> [Exercise requirements]:
Collect each line of the records containing the string "modifiée".

> [Records]:
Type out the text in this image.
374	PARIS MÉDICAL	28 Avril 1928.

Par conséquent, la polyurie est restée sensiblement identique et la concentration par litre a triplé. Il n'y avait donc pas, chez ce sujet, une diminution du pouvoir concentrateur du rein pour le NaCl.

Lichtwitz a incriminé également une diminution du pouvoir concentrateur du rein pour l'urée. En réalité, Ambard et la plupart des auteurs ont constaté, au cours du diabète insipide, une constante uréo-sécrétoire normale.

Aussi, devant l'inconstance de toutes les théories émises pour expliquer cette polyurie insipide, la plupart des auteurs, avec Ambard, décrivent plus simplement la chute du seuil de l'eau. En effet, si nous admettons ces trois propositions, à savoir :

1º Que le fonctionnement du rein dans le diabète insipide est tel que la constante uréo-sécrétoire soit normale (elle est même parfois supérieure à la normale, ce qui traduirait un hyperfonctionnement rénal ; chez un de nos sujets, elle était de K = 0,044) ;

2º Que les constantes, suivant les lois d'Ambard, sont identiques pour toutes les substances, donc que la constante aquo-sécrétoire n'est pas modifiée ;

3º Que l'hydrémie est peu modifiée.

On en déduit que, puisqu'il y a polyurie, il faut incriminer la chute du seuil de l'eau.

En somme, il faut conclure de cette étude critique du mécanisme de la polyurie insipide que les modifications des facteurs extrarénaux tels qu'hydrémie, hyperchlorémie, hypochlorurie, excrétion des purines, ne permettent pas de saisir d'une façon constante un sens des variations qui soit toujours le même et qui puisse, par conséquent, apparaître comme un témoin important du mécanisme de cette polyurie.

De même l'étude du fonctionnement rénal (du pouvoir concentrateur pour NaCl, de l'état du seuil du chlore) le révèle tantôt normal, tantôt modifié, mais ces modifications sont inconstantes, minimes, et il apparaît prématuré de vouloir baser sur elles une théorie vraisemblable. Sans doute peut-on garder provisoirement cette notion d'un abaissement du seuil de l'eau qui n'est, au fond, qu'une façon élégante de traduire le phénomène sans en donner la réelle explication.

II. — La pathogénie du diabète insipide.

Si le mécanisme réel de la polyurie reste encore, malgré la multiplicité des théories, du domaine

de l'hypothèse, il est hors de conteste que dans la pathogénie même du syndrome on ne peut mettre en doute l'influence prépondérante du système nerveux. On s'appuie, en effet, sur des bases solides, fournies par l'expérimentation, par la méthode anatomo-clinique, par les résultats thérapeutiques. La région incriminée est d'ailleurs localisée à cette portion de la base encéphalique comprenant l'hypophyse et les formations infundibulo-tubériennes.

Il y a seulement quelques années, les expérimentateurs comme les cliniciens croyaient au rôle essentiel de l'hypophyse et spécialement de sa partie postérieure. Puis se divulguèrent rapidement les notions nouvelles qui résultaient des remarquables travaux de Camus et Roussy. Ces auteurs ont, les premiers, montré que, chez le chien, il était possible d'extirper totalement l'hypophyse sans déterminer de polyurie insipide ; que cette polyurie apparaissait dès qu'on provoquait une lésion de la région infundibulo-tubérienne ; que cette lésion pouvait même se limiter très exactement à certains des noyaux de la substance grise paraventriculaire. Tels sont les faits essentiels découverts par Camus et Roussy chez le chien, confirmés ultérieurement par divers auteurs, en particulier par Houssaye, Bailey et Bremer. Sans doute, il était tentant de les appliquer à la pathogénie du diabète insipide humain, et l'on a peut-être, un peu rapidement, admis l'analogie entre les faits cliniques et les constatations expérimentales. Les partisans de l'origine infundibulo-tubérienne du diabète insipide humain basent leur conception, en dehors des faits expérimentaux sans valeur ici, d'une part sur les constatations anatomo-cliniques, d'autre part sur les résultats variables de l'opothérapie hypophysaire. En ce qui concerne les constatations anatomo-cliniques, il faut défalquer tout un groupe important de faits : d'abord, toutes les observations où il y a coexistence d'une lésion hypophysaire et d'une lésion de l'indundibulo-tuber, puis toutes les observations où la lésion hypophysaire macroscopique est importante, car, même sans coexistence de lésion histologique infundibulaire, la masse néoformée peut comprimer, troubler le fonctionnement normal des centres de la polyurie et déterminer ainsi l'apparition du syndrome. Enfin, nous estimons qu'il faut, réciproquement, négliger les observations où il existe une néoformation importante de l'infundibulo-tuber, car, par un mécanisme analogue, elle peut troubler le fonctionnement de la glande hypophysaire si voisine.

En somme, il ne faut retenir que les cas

> [Task output]:
2º Que les constantes, suivant les lois d'Ambard, sont identiques pour toutes les substances, donc que la constante aquo-sécrétoire n'est pas modifiée ;
3º Que l'hydrémie est peu modifiée.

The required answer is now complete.